Record excerpts:
* start *
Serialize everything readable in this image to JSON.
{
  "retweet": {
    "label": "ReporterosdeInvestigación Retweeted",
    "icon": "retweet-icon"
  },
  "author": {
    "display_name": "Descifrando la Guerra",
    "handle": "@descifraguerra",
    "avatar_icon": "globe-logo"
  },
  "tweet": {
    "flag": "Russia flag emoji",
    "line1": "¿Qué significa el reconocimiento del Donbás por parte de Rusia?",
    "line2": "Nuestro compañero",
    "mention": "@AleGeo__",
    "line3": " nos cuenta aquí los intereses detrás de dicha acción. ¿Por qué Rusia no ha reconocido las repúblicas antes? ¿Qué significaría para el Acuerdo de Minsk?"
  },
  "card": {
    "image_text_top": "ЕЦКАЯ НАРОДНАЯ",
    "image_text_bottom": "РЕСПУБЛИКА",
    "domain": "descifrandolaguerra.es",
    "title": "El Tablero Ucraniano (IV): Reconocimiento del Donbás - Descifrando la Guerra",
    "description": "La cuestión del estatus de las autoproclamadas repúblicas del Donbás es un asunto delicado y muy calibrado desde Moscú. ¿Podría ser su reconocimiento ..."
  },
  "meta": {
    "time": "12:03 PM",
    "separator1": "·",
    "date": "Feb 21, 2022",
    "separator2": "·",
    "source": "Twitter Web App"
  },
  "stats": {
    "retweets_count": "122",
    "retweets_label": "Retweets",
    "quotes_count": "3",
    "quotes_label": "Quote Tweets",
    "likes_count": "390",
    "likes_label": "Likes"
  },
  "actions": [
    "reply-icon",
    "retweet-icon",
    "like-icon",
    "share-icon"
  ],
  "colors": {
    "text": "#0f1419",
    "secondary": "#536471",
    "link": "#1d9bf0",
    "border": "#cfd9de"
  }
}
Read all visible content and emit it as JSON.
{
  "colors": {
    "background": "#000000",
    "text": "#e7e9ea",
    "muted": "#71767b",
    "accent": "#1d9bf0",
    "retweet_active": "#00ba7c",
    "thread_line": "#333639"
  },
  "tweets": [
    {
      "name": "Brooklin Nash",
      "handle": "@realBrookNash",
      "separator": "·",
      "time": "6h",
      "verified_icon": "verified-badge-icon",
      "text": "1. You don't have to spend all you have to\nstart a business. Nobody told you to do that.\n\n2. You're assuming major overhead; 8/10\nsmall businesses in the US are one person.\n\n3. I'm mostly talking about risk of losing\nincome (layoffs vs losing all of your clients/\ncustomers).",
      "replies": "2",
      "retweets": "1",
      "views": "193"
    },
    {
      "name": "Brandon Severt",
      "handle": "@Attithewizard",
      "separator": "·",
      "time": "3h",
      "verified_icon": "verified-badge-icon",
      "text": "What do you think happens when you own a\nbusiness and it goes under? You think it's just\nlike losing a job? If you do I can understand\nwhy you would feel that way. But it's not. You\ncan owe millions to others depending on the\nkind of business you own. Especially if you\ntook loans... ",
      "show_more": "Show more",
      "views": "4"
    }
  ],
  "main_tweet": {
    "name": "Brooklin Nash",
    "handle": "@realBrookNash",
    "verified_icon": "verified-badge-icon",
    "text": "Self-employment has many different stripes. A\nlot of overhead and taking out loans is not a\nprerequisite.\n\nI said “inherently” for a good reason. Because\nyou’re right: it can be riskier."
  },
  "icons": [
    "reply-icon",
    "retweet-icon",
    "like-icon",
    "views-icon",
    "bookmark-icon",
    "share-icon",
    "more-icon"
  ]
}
* end *
What the task requires: Write out the whole listing exactly.

Problem solution:
Serialize everything readable in this image to JSON.
{
  "retweet": {
    "label": "ReporterosdeInvestigación Retweeted",
    "icon": "retweet-icon"
  },
  "author": {
    "display_name": "Descifrando la Guerra",
    "handle": "@descifraguerra",
    "avatar_icon": "globe-logo"
  },
  "tweet": {
    "flag": "Russia flag emoji",
    "line1": "¿Qué significa el reconocimiento del Donbás por parte de Rusia?",
    "line2": "Nuestro compañero",
    "mention": "@AleGeo__",
    "line3": " nos cuenta aquí los intereses detrás de dicha acción. ¿Por qué Rusia no ha reconocido las repúblicas antes? ¿Qué significaría para el Acuerdo de Minsk?"
  },
  "card": {
    "image_text_top": "ЕЦКАЯ НАРОДНАЯ",
    "image_text_bottom": "РЕСПУБЛИКА",
    "domain": "descifrandolaguerra.es",
    "title": "El Tablero Ucraniano (IV): Reconocimiento del Donbás - Descifrando la Guerra",
    "description": "La cuestión del estatus de las autoproclamadas repúblicas del Donbás es un asunto delicado y muy calibrado desde Moscú. ¿Podría ser su reconocimiento ..."
  },
  "meta": {
    "time": "12:03 PM",
    "separator1": "·",
    "date": "Feb 21, 2022",
    "separator2": "·",
    "source": "Twitter Web App"
  },
  "stats": {
    "retweets_count": "122",
    "retweets_label": "Retweets",
    "quotes_count": "3",
    "quotes_label": "Quote Tweets",
    "likes_count": "390",
    "likes_label": "Likes"
  },
  "actions": [
    "reply-icon",
    "retweet-icon",
    "like-icon",
    "share-icon"
  ],
  "colors": {
    "text": "#0f1419",
    "secondary": "#536471",
    "link": "#1d9bf0",
    "border": "#cfd9de"
  }
}
Read all visible content and emit it as JSON.
{
  "colors": {
    "background": "#000000",
    "text": "#e7e9ea",
    "muted": "#71767b",
    "accent": "#1d9bf0",
    "retweet_active": "#00ba7c",
    "thread_line": "#333639"
  },
  "tweets": [
    {
      "name": "Brooklin Nash",
      "handle": "@realBrookNash",
      "separator": "·",
      "time": "6h",
      "verified_icon": "verified-badge-icon",
      "text": "1. You don't have to spend all you have to\nstart a business. Nobody told you to do that.\n\n2. You're assuming major overhead; 8/10\nsmall businesses in the US are one person.\n\n3. I'm mostly talking about risk of losing\nincome (layoffs vs losing all of your clients/\ncustomers).",
      "replies": "2",
      "retweets": "1",
      "views": "193"
    },
    {
      "name": "Brandon Severt",
      "handle": "@Attithewizard",
      "separator": "·",
      "time": "3h",
      "verified_icon": "verified-badge-icon",
      "text": "What do you think happens when you own a\nbusiness and it goes under? You think it's just\nlike losing a job? If you do I can understand\nwhy you would feel that way. But it's not. You\ncan owe millions to others depending on the\nkind of business you own. Especially if you\ntook loans... ",
      "show_more": "Show more",
      "views": "4"
    }
  ],
  "main_tweet": {
    "name": "Brooklin Nash",
    "handle": "@realBrookNash",
    "verified_icon": "verified-badge-icon",
    "text": "Self-employment has many different stripes. A\nlot of overhead and taking out loans is not a\nprerequisite.\n\nI said “inherently” for a good reason. Because\nyou’re right: it can be riskier."
  },
  "icons": [
    "reply-icon",
    "retweet-icon",
    "like-icon",
    "views-icon",
    "bookmark-icon",
    "share-icon",
    "more-icon"
  ]
}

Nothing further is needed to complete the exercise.